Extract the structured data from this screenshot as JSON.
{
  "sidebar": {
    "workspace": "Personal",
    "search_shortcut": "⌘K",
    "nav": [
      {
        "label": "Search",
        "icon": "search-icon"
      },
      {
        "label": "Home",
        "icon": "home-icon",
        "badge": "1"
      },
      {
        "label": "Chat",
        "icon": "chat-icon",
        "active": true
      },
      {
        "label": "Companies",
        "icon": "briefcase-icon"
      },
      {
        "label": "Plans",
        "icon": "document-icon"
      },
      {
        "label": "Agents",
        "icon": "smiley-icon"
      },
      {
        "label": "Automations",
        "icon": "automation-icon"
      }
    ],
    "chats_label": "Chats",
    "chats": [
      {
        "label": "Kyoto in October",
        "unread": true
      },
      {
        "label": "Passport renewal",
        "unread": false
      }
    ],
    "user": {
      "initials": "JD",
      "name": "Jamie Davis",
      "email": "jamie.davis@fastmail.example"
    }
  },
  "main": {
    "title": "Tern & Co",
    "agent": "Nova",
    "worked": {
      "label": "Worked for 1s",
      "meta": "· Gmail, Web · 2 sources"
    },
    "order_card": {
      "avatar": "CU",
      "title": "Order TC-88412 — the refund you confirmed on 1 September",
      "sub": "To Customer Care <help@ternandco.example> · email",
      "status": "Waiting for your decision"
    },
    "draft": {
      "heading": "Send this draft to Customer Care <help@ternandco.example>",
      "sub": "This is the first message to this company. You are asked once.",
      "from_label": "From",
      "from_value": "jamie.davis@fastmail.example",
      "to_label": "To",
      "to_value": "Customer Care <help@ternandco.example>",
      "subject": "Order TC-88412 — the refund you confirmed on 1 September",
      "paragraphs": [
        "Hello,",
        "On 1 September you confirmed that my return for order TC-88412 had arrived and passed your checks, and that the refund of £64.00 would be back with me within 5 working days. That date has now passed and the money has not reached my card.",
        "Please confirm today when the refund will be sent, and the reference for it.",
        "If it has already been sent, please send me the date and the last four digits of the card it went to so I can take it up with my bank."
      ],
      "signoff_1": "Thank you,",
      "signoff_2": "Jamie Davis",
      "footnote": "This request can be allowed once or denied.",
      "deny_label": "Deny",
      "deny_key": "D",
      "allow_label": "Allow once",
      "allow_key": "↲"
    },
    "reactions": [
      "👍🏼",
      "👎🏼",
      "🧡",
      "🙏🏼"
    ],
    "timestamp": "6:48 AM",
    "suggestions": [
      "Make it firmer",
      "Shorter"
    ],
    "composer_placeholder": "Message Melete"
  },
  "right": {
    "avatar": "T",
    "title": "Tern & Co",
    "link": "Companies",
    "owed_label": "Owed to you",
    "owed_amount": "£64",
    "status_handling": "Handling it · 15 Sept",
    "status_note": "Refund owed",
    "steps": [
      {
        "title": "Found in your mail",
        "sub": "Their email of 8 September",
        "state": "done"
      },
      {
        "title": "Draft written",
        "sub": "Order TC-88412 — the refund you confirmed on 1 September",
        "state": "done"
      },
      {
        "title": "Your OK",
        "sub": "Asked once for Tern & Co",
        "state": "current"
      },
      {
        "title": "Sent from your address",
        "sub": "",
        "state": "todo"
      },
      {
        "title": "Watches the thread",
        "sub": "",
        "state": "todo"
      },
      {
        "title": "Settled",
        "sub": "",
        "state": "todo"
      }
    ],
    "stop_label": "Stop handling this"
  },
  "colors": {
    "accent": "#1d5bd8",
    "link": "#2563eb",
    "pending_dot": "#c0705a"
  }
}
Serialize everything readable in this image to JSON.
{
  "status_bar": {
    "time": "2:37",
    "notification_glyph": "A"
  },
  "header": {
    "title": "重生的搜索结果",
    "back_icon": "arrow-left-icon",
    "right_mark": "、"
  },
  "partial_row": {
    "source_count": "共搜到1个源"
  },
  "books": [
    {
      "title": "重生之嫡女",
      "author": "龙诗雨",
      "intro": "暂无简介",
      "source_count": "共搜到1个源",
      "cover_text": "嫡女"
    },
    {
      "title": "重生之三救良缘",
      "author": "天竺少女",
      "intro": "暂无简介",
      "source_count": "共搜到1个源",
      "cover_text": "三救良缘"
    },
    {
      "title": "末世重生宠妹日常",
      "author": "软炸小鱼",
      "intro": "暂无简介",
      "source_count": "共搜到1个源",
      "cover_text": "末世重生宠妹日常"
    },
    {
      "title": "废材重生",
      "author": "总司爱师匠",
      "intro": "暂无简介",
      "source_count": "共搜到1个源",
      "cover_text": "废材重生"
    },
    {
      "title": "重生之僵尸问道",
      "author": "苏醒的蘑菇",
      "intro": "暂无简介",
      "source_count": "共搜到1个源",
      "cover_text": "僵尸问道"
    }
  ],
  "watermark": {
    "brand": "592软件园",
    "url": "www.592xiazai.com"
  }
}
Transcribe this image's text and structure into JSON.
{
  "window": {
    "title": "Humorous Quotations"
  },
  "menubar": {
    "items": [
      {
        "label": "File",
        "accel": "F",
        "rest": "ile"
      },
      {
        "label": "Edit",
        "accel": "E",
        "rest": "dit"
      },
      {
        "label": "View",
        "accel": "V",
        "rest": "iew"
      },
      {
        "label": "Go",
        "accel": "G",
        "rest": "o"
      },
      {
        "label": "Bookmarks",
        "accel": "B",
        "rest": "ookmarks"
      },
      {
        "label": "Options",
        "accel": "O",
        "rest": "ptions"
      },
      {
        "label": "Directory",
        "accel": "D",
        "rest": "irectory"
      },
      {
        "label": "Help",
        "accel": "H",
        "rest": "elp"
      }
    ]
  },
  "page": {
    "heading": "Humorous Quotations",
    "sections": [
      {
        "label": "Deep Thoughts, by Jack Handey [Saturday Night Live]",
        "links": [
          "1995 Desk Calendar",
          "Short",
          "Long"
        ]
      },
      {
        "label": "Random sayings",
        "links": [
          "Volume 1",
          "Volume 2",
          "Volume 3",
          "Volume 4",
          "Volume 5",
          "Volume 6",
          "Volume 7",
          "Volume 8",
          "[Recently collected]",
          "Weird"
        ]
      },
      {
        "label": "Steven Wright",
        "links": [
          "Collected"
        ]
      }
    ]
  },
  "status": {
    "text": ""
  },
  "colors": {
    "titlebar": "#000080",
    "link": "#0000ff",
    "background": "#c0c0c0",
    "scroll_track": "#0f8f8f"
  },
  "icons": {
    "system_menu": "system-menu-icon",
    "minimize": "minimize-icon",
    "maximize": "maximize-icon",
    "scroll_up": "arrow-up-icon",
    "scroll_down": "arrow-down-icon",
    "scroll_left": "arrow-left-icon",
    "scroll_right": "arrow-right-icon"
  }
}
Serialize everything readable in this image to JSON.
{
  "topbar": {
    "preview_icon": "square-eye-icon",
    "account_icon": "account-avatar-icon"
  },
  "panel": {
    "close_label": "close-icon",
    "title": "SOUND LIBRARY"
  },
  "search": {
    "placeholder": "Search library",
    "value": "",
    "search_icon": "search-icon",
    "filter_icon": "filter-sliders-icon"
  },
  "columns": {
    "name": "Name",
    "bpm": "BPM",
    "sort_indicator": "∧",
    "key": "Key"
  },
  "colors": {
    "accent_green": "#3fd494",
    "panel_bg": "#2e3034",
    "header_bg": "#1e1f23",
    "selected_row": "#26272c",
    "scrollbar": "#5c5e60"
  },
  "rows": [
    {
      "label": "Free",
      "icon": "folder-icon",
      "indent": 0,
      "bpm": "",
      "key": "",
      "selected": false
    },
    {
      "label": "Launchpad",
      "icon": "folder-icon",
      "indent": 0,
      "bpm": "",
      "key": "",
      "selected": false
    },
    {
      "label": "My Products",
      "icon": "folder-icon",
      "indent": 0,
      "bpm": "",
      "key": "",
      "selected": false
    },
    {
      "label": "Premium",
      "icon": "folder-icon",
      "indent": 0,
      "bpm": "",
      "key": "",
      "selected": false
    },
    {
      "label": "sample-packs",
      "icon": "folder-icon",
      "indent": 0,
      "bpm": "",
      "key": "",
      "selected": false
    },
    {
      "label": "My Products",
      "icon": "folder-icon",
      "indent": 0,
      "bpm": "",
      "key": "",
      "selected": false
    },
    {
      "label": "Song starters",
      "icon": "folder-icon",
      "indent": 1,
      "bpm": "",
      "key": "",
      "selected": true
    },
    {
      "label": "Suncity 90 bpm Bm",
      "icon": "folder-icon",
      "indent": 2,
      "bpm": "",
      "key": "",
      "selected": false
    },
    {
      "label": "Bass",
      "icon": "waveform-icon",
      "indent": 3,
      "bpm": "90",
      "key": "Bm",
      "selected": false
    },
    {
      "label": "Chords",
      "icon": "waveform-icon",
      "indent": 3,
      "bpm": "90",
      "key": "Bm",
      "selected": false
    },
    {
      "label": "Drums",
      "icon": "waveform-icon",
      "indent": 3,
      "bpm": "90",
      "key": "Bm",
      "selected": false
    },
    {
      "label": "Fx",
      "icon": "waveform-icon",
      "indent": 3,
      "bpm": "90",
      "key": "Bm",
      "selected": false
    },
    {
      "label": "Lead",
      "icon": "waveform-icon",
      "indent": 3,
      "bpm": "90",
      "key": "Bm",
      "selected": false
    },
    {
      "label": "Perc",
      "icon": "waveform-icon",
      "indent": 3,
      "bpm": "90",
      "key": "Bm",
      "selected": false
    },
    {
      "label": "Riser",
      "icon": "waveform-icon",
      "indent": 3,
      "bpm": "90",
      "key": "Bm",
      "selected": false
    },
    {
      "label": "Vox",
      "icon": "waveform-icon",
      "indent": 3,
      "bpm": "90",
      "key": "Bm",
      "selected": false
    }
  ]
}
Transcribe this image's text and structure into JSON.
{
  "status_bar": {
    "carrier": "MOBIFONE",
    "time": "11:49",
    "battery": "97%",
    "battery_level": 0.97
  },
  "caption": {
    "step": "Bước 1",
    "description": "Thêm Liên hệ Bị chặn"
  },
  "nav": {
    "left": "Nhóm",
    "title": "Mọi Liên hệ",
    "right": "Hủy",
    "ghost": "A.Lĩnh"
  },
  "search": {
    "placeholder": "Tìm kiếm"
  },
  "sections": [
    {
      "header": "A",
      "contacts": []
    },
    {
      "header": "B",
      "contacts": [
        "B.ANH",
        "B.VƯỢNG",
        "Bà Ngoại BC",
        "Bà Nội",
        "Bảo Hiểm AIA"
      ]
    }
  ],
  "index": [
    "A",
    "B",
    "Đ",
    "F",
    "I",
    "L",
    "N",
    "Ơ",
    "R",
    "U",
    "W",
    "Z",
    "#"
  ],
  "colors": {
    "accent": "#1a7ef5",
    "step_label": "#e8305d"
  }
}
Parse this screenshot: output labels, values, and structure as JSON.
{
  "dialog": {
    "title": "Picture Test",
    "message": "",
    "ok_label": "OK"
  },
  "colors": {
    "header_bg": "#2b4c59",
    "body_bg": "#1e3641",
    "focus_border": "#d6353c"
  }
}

**********

AIM OF THE TASK
Copy out each line in the listing that has the word "true".

SOLVED PROBLEM
        "active": true
        "unread": true
      "selected": true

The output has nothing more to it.